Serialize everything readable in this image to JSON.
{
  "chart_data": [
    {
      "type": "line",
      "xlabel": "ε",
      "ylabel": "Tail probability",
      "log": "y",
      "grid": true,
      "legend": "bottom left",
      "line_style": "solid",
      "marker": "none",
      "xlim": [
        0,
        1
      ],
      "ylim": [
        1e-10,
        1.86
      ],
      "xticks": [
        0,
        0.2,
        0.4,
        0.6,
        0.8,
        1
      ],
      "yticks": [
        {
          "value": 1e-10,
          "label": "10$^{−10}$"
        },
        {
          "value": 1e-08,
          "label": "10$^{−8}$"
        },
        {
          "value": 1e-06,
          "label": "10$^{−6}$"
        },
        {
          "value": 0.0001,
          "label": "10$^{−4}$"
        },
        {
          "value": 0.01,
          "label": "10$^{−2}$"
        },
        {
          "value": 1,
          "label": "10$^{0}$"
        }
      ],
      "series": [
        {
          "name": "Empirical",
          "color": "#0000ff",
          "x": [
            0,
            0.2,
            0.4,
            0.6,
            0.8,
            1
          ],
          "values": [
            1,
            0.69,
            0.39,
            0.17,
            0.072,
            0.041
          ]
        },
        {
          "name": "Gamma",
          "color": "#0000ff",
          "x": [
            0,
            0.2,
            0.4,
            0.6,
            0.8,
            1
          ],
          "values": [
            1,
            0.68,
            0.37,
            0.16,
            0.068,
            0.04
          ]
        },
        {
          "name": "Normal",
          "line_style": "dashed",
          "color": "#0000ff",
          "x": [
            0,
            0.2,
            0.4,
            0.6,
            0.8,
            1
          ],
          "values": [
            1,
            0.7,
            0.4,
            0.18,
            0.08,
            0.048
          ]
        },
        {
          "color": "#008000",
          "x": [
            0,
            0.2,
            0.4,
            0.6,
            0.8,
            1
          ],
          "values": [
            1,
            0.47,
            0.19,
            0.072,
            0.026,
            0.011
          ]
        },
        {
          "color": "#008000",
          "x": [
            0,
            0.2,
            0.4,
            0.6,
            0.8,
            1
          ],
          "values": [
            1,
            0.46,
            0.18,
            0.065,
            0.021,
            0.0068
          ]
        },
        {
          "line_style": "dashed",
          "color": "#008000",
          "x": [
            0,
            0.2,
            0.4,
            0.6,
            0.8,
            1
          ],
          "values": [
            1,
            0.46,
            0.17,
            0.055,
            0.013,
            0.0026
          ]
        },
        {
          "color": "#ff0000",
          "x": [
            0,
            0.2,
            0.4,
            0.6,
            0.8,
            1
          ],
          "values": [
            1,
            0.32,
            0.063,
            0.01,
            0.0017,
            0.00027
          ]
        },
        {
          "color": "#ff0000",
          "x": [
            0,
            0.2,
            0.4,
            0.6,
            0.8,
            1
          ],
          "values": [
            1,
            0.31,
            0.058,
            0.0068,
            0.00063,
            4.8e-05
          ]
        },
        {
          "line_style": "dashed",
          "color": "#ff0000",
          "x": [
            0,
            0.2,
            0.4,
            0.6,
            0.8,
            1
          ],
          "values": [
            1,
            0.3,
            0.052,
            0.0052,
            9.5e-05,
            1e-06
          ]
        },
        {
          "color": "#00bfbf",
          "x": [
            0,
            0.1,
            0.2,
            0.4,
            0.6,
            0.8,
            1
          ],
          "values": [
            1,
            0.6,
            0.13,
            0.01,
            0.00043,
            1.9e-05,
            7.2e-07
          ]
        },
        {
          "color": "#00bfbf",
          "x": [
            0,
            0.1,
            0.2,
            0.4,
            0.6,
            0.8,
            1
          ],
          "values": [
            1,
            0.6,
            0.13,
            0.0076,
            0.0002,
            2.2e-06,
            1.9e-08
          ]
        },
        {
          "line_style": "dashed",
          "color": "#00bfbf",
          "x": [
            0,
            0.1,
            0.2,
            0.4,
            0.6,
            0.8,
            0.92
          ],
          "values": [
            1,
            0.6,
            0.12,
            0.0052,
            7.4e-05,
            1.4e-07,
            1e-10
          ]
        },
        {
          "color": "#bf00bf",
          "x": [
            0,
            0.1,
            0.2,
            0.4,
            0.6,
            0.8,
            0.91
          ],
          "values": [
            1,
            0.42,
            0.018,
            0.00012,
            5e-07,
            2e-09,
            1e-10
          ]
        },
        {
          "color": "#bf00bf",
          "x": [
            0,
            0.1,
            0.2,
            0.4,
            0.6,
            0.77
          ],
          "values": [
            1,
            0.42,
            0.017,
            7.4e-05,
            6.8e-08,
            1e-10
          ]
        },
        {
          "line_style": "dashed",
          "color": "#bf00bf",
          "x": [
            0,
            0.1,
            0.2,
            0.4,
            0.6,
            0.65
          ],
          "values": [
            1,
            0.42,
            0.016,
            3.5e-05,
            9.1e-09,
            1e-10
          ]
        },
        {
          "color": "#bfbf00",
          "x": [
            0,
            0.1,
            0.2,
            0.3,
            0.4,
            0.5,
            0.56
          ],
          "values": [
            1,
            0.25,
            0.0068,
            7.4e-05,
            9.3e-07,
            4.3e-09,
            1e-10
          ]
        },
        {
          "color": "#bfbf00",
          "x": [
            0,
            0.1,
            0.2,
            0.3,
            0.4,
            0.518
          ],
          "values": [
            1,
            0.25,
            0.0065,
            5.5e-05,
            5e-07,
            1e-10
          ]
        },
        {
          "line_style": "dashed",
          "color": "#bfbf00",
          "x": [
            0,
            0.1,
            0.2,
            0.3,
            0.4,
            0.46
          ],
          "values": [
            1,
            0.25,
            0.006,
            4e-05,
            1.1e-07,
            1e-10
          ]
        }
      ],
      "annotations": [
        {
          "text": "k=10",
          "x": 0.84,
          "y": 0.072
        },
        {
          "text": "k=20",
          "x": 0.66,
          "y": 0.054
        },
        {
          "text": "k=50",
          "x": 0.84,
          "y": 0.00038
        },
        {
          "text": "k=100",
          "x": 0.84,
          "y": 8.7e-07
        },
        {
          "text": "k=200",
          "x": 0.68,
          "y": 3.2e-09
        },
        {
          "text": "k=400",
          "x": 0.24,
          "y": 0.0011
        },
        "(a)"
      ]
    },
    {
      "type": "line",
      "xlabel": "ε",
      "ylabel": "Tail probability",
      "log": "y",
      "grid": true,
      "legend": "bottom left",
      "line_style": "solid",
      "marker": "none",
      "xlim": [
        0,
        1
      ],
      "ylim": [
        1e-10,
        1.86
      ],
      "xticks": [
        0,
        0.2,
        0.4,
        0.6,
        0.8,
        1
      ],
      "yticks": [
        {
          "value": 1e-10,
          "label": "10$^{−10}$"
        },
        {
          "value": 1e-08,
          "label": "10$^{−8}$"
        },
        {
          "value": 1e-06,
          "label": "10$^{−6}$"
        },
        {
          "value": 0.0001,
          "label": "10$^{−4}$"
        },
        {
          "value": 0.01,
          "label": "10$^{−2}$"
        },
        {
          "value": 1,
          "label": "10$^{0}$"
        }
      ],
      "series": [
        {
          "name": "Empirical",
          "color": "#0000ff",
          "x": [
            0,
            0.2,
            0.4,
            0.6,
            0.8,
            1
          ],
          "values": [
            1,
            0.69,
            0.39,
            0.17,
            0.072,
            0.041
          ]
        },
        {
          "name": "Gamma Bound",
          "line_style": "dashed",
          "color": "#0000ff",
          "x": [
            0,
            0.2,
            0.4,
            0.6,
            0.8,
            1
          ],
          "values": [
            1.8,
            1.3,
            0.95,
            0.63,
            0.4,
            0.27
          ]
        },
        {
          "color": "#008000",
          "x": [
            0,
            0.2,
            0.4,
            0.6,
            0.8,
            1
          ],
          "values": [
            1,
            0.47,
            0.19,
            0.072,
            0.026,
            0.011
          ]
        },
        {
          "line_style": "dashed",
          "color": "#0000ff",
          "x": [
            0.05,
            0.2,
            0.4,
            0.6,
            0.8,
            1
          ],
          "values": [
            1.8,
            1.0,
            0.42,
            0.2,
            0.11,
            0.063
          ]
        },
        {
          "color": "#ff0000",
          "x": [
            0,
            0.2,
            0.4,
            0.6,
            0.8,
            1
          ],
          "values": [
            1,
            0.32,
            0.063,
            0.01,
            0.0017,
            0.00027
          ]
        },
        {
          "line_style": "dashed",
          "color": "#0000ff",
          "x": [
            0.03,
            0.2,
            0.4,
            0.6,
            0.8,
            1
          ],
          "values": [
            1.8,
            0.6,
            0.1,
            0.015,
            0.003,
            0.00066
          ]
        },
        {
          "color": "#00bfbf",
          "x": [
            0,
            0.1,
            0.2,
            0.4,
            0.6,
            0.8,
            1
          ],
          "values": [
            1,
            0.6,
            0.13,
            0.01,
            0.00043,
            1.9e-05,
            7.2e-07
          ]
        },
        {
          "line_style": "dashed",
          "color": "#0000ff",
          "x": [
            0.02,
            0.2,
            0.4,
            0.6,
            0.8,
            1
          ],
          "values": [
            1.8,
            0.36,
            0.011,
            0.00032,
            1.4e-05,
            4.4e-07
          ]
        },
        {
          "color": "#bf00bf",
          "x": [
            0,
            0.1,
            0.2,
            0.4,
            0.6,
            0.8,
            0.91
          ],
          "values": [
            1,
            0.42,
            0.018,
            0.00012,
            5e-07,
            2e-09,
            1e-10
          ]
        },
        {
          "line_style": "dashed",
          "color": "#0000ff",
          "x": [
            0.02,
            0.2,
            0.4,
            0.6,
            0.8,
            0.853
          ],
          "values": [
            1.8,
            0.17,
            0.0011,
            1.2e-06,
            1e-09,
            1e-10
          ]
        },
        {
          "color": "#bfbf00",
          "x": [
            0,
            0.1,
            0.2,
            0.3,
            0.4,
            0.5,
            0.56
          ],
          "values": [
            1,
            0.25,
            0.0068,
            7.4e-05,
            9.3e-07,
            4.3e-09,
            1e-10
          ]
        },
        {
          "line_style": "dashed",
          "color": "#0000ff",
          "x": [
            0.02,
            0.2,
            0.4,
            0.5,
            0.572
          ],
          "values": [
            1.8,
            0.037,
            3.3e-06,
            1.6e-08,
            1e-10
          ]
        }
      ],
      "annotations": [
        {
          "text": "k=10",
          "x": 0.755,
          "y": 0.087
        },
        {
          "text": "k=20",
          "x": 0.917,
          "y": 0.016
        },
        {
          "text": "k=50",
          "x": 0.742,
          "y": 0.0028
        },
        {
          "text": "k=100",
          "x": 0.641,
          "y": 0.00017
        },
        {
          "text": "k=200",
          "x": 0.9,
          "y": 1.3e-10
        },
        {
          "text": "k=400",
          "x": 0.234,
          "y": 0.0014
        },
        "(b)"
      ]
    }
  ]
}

● ● ● ● ● ● ●

**Set task:** Return only those lines of the records that contain the string "name".

**Output for this task:**
          "name": "Empirical",
          "name": "Gamma",
          "name": "Normal",
          "name": "Empirical",
          "name": "Gamma Bound",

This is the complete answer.